Exercise: State the number of lines with the string "Field" in them, and nothing else.

Recorded data
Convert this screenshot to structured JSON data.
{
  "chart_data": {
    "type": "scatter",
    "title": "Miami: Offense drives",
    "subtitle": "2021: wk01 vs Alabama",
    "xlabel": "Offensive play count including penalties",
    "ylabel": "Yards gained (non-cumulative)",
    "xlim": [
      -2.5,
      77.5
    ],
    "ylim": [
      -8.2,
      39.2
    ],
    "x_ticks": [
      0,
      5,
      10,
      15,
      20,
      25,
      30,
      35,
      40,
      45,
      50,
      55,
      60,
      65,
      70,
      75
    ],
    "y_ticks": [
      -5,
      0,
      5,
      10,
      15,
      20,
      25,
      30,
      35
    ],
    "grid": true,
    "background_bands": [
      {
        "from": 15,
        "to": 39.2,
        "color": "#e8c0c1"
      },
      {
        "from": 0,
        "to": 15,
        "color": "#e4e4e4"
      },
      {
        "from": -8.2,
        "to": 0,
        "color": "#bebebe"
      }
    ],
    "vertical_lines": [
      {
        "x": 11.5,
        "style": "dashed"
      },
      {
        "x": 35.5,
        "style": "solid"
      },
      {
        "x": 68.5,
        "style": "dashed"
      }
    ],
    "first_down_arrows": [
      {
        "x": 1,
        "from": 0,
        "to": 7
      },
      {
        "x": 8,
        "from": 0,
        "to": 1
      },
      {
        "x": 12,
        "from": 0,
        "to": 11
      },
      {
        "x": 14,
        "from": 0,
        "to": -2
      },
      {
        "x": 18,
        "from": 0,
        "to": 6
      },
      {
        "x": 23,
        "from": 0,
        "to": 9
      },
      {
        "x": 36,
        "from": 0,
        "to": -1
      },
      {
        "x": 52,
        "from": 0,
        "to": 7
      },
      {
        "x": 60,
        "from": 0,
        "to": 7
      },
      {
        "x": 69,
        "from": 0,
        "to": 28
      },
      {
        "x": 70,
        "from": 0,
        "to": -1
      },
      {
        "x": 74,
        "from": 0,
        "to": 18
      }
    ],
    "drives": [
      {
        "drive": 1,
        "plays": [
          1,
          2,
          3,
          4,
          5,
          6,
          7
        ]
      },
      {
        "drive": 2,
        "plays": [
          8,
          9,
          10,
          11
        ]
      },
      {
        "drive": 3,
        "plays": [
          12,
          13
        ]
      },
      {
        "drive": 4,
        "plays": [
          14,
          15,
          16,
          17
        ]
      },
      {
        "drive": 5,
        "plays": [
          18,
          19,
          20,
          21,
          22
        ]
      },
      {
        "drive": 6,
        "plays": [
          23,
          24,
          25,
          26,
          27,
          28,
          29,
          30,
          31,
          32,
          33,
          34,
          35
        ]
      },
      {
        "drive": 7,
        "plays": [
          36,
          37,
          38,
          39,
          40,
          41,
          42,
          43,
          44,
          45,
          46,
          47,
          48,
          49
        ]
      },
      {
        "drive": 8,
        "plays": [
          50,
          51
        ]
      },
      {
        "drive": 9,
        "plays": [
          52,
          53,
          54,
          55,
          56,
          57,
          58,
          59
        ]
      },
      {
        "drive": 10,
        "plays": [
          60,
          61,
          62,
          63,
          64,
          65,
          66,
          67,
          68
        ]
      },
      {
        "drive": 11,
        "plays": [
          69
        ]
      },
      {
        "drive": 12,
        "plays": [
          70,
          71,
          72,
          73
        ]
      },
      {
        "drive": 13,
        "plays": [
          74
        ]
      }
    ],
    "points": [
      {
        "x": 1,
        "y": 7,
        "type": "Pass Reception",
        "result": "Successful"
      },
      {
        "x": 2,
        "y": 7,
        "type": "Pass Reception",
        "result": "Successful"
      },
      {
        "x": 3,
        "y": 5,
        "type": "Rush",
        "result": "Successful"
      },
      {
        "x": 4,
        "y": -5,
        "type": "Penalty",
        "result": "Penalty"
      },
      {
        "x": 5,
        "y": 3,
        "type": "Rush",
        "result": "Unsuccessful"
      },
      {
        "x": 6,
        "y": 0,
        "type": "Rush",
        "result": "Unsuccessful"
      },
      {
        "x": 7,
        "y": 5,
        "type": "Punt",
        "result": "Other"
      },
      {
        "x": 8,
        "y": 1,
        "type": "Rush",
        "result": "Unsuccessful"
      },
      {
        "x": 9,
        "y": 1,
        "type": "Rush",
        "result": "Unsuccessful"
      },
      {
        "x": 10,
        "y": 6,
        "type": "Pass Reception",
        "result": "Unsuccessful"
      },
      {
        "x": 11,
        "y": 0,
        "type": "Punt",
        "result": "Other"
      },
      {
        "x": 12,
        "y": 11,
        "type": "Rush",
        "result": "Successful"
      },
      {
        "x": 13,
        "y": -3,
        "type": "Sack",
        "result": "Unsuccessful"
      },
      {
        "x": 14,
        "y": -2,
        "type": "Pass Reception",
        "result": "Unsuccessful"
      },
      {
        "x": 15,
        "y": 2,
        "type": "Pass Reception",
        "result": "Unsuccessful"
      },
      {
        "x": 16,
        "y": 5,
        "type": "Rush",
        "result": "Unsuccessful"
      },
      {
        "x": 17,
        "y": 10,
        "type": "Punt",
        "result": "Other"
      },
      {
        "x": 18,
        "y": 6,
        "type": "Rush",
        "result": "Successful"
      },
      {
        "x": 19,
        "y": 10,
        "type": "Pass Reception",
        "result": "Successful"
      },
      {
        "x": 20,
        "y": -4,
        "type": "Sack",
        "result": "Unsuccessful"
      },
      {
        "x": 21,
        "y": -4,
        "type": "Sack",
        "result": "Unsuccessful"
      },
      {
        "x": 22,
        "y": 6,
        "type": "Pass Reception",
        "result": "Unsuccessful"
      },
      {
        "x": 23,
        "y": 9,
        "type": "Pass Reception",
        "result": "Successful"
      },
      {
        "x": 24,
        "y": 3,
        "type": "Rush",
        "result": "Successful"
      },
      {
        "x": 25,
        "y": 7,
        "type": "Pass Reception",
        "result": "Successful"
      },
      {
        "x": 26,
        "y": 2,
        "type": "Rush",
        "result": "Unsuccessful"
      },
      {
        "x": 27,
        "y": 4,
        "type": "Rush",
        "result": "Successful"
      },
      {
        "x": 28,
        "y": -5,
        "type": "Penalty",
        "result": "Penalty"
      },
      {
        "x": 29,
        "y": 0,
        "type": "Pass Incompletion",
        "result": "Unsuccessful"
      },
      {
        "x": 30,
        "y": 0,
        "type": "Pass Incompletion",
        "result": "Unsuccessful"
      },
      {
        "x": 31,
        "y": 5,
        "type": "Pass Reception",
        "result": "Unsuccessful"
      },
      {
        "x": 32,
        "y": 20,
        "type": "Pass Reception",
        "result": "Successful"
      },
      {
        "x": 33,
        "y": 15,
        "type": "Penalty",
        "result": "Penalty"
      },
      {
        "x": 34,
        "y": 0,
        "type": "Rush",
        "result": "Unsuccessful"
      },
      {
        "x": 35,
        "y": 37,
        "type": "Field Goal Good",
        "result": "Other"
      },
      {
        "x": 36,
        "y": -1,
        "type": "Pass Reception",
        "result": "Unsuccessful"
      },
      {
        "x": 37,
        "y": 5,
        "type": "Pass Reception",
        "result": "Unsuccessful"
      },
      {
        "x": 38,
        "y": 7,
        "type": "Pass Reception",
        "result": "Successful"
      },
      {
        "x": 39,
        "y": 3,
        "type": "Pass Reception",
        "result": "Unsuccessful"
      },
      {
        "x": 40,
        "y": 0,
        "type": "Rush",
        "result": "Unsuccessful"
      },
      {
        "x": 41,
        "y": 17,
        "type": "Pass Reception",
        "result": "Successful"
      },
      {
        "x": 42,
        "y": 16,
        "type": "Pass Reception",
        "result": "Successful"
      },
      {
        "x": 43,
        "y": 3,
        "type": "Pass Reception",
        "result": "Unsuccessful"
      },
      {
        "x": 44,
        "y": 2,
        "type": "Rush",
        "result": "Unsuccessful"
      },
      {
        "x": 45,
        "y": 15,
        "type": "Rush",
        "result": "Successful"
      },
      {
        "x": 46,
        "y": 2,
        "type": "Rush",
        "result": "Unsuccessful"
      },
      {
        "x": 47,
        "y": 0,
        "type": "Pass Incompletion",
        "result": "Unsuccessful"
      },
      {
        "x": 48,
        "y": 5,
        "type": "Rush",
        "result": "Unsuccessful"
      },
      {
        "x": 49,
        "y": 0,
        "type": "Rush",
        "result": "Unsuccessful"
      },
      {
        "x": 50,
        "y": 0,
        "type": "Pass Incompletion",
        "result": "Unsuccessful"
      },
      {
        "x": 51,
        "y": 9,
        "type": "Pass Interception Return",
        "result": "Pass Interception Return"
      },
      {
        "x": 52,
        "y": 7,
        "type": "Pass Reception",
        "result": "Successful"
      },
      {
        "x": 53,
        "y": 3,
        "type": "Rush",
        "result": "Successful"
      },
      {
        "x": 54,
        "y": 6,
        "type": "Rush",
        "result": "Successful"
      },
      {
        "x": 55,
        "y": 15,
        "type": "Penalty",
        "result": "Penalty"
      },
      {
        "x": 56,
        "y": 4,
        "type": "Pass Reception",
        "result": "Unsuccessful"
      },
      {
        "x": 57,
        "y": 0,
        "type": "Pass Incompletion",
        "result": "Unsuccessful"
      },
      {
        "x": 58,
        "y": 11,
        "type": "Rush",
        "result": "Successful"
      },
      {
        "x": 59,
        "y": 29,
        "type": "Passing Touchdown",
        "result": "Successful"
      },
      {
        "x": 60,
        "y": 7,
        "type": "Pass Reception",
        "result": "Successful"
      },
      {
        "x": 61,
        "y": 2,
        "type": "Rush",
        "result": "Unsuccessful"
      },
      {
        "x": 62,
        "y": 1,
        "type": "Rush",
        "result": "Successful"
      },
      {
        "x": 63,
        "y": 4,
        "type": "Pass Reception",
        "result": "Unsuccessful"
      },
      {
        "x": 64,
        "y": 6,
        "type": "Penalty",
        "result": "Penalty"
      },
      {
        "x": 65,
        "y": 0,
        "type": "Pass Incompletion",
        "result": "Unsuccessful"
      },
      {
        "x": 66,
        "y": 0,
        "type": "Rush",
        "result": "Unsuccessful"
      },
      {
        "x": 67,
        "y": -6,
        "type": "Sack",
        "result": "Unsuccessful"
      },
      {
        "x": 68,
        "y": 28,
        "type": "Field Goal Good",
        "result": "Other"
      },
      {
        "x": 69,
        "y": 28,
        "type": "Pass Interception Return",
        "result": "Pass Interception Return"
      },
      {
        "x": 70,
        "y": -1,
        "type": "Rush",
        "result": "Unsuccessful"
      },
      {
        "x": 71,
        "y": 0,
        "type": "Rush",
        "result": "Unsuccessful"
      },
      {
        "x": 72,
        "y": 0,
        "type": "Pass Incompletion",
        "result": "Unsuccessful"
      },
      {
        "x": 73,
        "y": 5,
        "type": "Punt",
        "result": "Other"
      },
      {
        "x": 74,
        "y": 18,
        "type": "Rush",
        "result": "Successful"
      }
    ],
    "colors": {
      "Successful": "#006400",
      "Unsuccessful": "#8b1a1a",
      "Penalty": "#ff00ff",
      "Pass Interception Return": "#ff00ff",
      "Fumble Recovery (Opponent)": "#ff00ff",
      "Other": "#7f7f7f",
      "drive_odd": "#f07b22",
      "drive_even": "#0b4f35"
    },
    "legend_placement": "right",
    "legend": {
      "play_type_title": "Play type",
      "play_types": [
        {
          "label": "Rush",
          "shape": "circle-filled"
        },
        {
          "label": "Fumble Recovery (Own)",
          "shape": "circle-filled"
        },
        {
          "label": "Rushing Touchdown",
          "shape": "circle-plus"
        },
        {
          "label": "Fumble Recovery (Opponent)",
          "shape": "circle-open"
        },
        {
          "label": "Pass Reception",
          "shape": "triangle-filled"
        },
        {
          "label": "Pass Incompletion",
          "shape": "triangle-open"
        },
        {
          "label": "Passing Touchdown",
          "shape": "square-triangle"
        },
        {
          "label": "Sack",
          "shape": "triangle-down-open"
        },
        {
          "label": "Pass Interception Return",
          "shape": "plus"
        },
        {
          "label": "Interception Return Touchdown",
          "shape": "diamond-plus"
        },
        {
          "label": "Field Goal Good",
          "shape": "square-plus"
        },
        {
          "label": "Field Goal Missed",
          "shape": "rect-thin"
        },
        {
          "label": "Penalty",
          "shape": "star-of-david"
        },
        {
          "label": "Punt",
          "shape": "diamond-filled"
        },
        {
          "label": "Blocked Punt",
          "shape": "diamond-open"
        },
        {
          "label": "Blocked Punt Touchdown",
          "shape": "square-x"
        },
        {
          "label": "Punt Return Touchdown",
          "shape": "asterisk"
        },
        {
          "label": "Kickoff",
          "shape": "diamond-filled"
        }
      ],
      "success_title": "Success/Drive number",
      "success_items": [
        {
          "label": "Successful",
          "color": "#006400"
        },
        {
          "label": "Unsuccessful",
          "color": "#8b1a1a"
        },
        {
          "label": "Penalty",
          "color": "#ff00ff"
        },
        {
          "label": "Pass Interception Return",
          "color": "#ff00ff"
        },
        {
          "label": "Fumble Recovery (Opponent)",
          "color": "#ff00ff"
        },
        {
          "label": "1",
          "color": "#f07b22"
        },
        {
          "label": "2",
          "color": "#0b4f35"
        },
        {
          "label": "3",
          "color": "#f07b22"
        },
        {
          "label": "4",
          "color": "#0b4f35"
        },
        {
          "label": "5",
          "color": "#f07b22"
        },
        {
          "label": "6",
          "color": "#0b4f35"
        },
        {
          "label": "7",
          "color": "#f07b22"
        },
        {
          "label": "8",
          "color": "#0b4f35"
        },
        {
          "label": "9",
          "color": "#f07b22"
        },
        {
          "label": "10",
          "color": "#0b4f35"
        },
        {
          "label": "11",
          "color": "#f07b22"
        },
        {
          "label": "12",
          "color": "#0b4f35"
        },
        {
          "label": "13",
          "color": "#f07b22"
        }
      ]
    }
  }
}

Answer to the exercise: 4